= The request =
Reading down the listing below, count the lines where the word "data" shows up, then give only that count.

= Records provided =
-*-
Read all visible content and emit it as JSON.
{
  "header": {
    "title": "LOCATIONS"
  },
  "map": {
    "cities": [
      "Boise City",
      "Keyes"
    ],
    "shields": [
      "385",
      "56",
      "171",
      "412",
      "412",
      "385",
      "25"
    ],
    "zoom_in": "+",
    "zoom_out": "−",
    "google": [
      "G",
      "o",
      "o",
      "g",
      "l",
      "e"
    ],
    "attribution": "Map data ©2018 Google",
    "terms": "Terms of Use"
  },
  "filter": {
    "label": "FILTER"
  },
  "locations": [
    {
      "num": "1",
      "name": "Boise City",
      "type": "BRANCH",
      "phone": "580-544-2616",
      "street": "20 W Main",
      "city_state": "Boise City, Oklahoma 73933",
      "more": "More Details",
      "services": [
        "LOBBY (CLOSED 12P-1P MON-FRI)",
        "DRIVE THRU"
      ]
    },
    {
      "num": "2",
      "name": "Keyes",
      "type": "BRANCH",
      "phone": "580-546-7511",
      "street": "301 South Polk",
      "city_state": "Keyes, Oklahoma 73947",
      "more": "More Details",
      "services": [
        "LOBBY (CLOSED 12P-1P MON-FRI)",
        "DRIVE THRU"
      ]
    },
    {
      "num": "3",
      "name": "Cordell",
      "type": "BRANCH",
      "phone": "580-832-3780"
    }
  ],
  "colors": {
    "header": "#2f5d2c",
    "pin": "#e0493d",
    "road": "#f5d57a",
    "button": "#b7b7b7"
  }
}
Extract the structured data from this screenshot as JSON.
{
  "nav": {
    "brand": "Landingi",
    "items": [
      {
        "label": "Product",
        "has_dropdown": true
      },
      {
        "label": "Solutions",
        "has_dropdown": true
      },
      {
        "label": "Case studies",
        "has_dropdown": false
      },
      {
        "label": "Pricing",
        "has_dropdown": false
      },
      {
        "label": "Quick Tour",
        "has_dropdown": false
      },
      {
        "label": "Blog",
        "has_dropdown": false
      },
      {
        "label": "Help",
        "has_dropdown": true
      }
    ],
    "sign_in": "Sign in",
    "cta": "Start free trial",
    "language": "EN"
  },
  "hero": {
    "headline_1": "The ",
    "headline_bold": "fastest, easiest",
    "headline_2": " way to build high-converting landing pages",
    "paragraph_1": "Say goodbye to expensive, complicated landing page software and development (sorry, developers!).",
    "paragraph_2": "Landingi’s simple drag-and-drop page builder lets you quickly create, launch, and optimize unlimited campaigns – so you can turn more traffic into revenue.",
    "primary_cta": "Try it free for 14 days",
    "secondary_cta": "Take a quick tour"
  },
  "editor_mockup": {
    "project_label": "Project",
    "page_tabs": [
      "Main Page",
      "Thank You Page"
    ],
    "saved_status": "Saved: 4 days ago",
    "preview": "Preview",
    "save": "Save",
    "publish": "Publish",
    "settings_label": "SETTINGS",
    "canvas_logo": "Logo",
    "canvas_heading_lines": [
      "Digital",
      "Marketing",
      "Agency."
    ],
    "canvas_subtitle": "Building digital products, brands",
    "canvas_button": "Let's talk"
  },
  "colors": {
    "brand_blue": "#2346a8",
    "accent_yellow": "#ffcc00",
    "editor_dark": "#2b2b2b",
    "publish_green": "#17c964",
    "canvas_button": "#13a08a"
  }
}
-*-
= Response =
2